= SHORT TASK =
Verbatim output of all the material below is required.

Stored records:
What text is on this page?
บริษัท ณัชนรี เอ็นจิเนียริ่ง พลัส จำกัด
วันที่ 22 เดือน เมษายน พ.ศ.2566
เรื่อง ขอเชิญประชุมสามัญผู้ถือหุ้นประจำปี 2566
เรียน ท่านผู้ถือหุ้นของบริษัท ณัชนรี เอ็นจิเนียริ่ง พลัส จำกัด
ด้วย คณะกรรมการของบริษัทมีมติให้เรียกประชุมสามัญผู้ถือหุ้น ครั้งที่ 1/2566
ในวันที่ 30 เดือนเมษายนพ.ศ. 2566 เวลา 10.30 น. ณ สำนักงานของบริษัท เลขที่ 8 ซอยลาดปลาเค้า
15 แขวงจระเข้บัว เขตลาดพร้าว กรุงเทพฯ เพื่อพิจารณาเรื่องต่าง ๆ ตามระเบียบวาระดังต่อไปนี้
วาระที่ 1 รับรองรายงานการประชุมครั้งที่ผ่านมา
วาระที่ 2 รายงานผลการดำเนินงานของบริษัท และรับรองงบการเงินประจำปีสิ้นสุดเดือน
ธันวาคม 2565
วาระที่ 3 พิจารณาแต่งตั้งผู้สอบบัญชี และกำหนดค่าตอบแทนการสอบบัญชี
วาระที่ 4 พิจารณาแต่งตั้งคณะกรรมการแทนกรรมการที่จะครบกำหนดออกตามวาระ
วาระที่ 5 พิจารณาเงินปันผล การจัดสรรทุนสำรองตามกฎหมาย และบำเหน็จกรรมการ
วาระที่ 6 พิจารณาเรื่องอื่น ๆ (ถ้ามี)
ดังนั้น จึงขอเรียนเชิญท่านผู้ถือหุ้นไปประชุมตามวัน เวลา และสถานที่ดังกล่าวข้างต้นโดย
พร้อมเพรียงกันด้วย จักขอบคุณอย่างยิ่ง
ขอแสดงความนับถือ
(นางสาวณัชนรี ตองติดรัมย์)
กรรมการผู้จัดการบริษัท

= FINISHED TASK =
What text is on this page?
บริษัท ณัชนรี เอ็นจิเนียริ่ง พลัส จำกัด
วันที่ 22 เดือน เมษายน พ.ศ.2566
เรื่อง ขอเชิญประชุมสามัญผู้ถือหุ้นประจำปี 2566
เรียน ท่านผู้ถือหุ้นของบริษัท ณัชนรี เอ็นจิเนียริ่ง พลัส จำกัด
ด้วย คณะกรรมการของบริษัทมีมติให้เรียกประชุมสามัญผู้ถือหุ้น ครั้งที่ 1/2566
ในวันที่ 30 เดือนเมษายนพ.ศ. 2566 เวลา 10.30 น. ณ สำนักงานของบริษัท เลขที่ 8 ซอยลาดปลาเค้า
15 แขวงจระเข้บัว เขตลาดพร้าว กรุงเทพฯ เพื่อพิจารณาเรื่องต่าง ๆ ตามระเบียบวาระดังต่อไปนี้
วาระที่ 1 รับรองรายงานการประชุมครั้งที่ผ่านมา
วาระที่ 2 รายงานผลการดำเนินงานของบริษัท และรับรองงบการเงินประจำปีสิ้นสุดเดือน
ธันวาคม 2565
วาระที่ 3 พิจารณาแต่งตั้งผู้สอบบัญชี และกำหนดค่าตอบแทนการสอบบัญชี
วาระที่ 4 พิจารณาแต่งตั้งคณะกรรมการแทนกรรมการที่จะครบกำหนดออกตามวาระ
วาระที่ 5 พิจารณาเงินปันผล การจัดสรรทุนสำรองตามกฎหมาย และบำเหน็จกรรมการ
วาระที่ 6 พิจารณาเรื่องอื่น ๆ (ถ้ามี)
ดังนั้น จึงขอเรียนเชิญท่านผู้ถือหุ้นไปประชุมตามวัน เวลา และสถานที่ดังกล่าวข้างต้นโดย
พร้อมเพรียงกันด้วย จักขอบคุณอย่างยิ่ง
ขอแสดงความนับถือ
(นางสาวณัชนรี ตองติดรัมย์)
กรรมการผู้จัดการบริษัท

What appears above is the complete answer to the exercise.